Task:
Each entry below is to be transcribed exactly.

Extracted material:

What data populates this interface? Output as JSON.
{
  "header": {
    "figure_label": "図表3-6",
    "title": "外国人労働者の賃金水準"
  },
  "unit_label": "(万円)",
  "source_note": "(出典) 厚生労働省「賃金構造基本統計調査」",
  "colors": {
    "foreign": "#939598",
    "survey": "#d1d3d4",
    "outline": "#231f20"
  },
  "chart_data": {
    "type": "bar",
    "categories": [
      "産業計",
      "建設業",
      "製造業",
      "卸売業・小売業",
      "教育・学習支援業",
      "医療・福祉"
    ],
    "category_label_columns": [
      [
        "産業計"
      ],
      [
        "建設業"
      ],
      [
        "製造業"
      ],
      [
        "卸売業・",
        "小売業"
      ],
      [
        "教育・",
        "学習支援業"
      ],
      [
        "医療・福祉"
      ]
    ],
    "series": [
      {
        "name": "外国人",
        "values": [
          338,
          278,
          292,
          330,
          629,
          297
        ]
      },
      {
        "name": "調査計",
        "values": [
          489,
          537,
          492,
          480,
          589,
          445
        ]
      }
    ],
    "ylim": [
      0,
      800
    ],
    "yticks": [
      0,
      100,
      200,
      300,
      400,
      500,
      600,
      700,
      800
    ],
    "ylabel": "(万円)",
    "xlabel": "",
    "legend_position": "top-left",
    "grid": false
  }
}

Solution:
What data populates this interface? Output as JSON.
{
  "header": {
    "figure_label": "図表3-6",
    "title": "外国人労働者の賃金水準"
  },
  "unit_label": "(万円)",
  "source_note": "(出典) 厚生労働省「賃金構造基本統計調査」",
  "colors": {
    "foreign": "#939598",
    "survey": "#d1d3d4",
    "outline": "#231f20"
  },
  "chart_data": {
    "type": "bar",
    "categories": [
      "産業計",
      "建設業",
      "製造業",
      "卸売業・小売業",
      "教育・学習支援業",
      "医療・福祉"
    ],
    "category_label_columns": [
      [
        "産業計"
      ],
      [
        "建設業"
      ],
      [
        "製造業"
      ],
      [
        "卸売業・",
        "小売業"
      ],
      [
        "教育・",
        "学習支援業"
      ],
      [
        "医療・福祉"
      ]
    ],
    "series": [
      {
        "name": "外国人",
        "values": [
          338,
          278,
          292,
          330,
          629,
          297
        ]
      },
      {
        "name": "調査計",
        "values": [
          489,
          537,
          492,
          480,
          589,
          445
        ]
      }
    ],
    "ylim": [
      0,
      800
    ],
    "yticks": [
      0,
      100,
      200,
      300,
      400,
      500,
      600,
      700,
      800
    ],
    "ylabel": "(万円)",
    "xlabel": "",
    "legend_position": "top-left",
    "grid": false
  }
}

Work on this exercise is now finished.